**EXERCISE TASK**: Repeat the records below exactly, leaving out every picture.

**STORED RECORDS**:
━━━━━━━━━━━━━━━━
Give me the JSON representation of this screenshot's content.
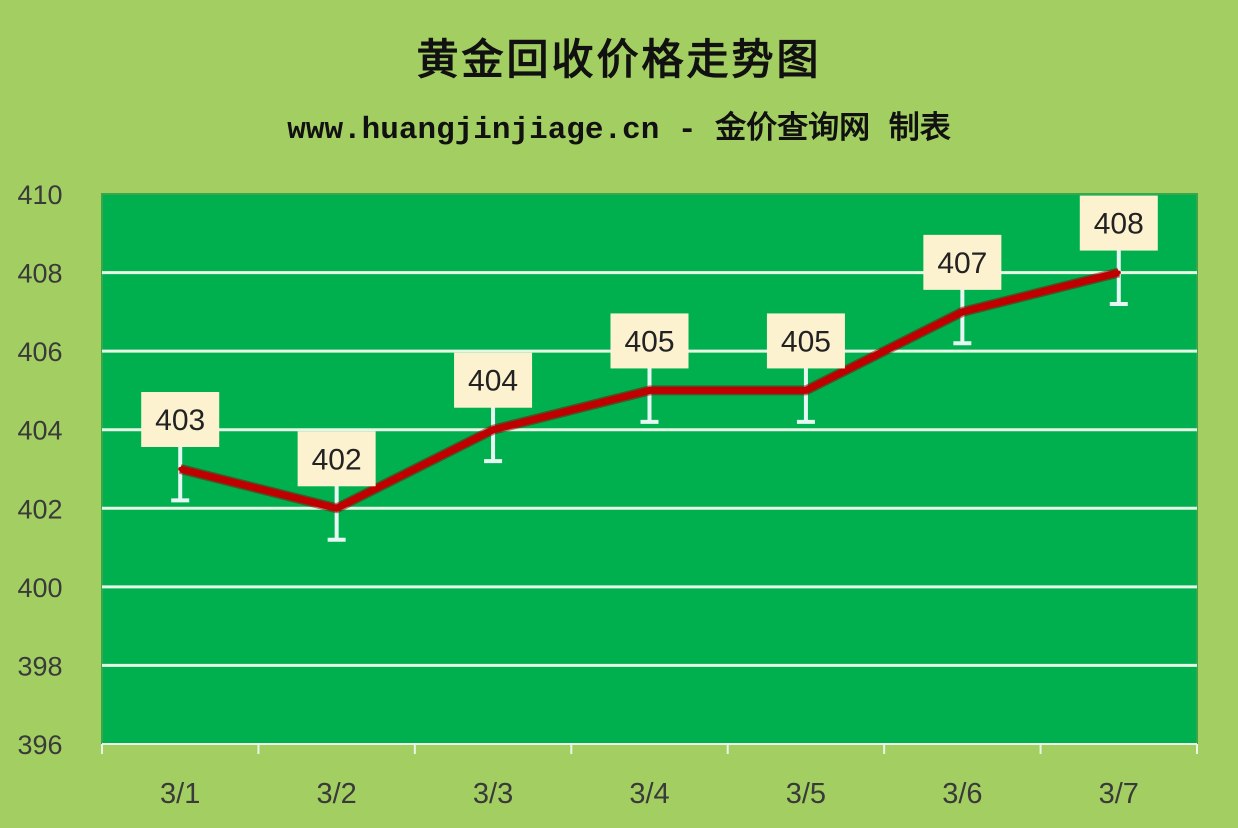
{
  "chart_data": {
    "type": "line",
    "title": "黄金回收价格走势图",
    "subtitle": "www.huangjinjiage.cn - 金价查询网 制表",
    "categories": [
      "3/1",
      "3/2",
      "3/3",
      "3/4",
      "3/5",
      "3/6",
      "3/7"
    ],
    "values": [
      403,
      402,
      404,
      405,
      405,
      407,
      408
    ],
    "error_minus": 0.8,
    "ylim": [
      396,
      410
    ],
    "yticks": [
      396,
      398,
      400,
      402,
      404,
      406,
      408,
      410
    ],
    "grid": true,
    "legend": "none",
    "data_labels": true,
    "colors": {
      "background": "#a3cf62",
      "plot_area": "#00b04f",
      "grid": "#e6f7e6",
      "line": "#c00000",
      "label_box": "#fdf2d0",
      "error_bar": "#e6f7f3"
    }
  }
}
━━━━━━━━━━━━━━━━
**EXERCISE OUTPUT**:
Give me the JSON representation of this screenshot's content.
{
  "chart_data": {
    "type": "line",
    "title": "黄金回收价格走势图",
    "subtitle": "www.huangjinjiage.cn - 金价查询网 制表",
    "categories": [
      "3/1",
      "3/2",
      "3/3",
      "3/4",
      "3/5",
      "3/6",
      "3/7"
    ],
    "values": [
      403,
      402,
      404,
      405,
      405,
      407,
      408
    ],
    "error_minus": 0.8,
    "ylim": [
      396,
      410
    ],
    "yticks": [
      396,
      398,
      400,
      402,
      404,
      406,
      408,
      410
    ],
    "grid": true,
    "legend": "none",
    "data_labels": true,
    "colors": {
      "background": "#a3cf62",
      "plot_area": "#00b04f",
      "grid": "#e6f7e6",
      "line": "#c00000",
      "label_box": "#fdf2d0",
      "error_bar": "#e6f7f3"
    }
  }
}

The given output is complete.